───── Given records ─────

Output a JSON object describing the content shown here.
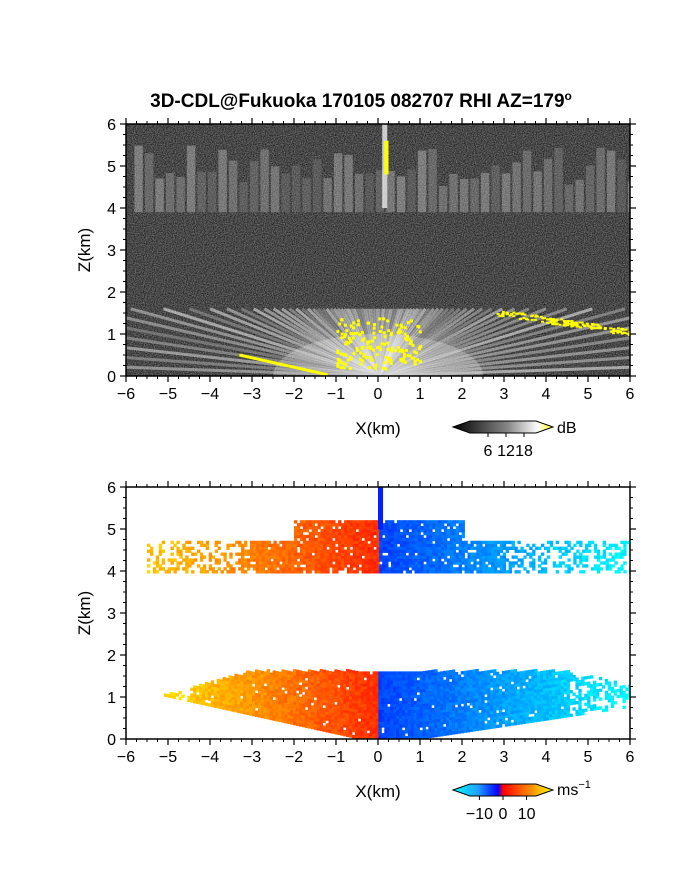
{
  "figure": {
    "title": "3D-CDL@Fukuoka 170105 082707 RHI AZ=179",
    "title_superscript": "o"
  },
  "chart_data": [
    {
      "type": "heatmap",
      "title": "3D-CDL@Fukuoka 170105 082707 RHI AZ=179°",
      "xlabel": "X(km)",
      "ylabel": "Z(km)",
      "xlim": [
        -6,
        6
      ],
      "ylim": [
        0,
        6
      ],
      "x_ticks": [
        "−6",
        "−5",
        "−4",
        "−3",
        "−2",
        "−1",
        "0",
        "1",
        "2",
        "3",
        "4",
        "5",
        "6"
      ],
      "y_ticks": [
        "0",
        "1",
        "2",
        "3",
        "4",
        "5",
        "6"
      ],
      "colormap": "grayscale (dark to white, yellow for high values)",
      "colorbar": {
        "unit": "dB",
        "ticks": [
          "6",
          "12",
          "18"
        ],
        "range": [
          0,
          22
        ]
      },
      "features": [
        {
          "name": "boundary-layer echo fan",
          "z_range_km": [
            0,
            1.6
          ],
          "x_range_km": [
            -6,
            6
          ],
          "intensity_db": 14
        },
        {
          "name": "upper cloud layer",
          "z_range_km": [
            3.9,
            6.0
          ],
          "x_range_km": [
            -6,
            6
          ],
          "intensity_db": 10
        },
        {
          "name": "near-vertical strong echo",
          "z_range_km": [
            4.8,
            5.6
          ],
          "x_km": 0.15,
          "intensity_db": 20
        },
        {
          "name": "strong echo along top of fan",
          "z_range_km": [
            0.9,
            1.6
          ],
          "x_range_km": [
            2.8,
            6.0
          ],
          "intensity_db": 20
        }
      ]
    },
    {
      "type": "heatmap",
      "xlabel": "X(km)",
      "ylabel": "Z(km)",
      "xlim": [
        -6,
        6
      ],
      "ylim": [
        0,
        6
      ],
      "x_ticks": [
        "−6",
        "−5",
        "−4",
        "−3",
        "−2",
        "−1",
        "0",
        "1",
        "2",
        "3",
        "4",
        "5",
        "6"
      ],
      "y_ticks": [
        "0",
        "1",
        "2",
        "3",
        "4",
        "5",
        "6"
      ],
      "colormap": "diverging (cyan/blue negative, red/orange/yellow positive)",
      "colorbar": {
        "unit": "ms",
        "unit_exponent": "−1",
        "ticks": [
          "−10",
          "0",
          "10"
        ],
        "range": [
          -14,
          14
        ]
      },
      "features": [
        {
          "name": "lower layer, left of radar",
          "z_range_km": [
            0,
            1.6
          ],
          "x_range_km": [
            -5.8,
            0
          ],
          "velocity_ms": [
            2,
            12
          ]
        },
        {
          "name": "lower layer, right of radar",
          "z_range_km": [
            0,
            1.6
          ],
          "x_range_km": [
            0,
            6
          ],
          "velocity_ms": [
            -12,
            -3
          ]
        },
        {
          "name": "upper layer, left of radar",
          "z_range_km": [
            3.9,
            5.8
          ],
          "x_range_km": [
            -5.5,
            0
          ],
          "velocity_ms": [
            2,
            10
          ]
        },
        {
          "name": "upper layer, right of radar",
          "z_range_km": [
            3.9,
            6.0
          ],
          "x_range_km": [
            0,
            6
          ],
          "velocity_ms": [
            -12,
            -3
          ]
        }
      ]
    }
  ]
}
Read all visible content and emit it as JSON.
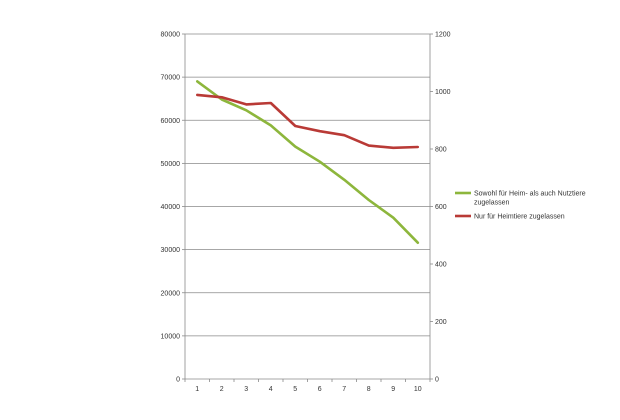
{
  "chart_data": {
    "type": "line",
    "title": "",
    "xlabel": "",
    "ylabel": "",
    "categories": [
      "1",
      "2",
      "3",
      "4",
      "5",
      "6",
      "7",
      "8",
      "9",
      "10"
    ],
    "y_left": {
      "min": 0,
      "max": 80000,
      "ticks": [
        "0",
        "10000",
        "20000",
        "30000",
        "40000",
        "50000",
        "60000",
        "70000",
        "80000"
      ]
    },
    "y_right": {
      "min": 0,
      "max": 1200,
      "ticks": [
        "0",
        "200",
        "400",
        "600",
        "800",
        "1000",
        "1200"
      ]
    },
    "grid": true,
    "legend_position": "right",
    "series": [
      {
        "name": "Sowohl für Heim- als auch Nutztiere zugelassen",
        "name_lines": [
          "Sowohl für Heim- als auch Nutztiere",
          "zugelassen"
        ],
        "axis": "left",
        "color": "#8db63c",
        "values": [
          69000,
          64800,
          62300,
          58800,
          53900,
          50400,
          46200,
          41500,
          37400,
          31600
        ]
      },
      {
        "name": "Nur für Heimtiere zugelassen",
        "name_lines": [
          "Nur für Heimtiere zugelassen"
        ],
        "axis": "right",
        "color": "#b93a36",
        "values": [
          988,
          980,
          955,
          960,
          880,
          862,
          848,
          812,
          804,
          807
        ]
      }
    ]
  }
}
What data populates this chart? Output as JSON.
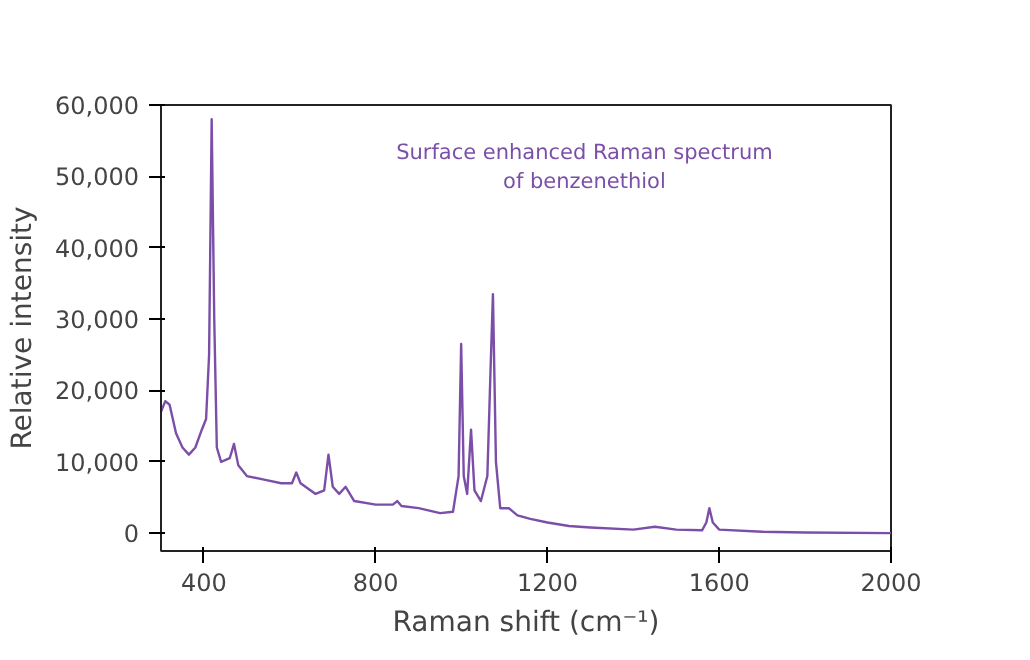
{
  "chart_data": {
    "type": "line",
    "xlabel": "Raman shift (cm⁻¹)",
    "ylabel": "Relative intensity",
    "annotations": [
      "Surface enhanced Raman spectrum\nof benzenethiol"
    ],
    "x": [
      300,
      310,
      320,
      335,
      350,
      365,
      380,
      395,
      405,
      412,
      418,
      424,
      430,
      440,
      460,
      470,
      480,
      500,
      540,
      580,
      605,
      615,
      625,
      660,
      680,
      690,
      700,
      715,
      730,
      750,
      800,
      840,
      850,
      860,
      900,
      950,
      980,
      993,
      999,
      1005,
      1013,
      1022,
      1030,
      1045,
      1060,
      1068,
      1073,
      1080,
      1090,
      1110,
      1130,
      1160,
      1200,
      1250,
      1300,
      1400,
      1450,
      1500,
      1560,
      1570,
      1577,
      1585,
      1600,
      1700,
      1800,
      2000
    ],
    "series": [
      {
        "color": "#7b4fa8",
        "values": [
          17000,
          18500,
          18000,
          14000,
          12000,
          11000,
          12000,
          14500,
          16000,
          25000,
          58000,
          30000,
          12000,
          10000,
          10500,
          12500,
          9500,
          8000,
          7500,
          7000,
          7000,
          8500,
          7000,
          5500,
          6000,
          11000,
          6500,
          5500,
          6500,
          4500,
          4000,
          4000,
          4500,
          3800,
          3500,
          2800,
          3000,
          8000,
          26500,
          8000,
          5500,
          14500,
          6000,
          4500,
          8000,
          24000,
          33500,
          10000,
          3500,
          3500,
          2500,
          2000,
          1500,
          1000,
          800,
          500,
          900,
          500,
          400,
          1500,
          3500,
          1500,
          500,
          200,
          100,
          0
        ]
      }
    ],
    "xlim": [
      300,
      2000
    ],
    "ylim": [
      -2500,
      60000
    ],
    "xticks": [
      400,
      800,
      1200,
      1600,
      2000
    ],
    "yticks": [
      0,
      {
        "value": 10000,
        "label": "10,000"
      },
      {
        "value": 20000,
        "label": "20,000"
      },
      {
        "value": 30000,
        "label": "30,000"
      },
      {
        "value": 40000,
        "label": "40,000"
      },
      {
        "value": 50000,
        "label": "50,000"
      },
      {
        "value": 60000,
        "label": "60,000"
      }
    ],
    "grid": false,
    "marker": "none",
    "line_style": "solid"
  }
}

─────

§ **Exercise**
Each line holding the word "yellow" counts once; report the total and nothing else.

§ **Full response**
2